── SOURCE DATA ──

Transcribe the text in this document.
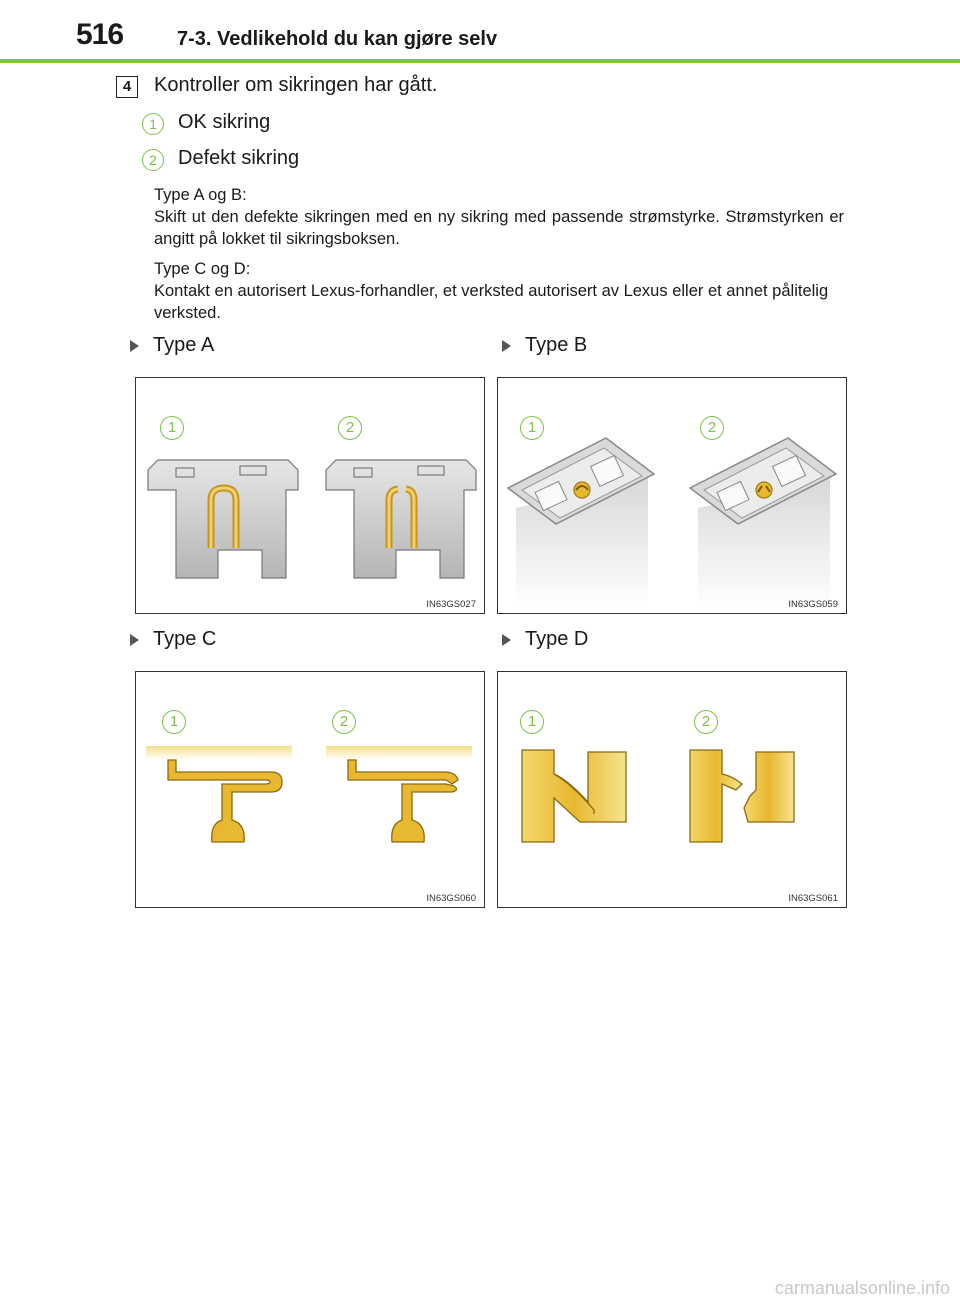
516	7-3. Vedlikehold du kan gjøre selv
4	Kontroller om sikringen har gått.
1	OK sikring
2	Defekt sikring
Type A og B:
Skift ut den defekte sikringen med en ny sikring med passende strømstyrke. Strømstyrken er angitt på lokket til sikringsboksen.
Type C og D:
Kontakt en autorisert Lexus-forhandler, et verksted autorisert av Lexus eller et annet pålitelig verksted.
Type A	Type B
Type C	Type D
1	2
IN63GS027
1	2
IN63GS059
1	2
IN63GS060
1	2
IN63GS061
carmanualsonline.info
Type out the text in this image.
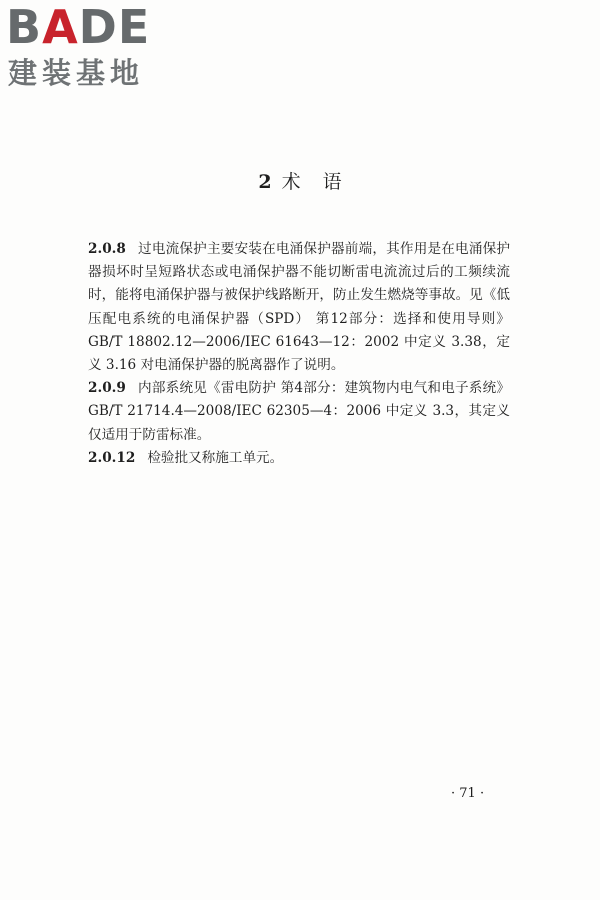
BADE
建装基地
2 术语

2.0.8 过电流保护主要安装在电涌保护器前端，其作用是在电涌保护器损坏时呈短路状态或电涌保护器不能切断雷电流流过后的工频续流时，能将电涌保护器与被保护线路断开，防止发生燃烧等事故。见《低压配电系统的电涌保护器（SPD） 第12部分：选择和使用导则》GB/T 18802.12—2006/IEC 61643—12：2002 中定义 3.38，定义 3.16 对电涌保护器的脱离器作了说明。

2.0.9 内部系统见《雷电防护 第4部分：建筑物内电气和电子系统》GB/T 21714.4—2008/IEC 62305—4：2006 中定义 3.3，其定义仅适用于防雷标准。

2.0.12 检验批又称施工单元。

· 71 ·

───

• WRITTEN EXERCISE: Search the entries for the word "this" and gather every line where it appears.

• COMPLETE ANSWER:
Transcribe the text in this document.
Type out the text in this image.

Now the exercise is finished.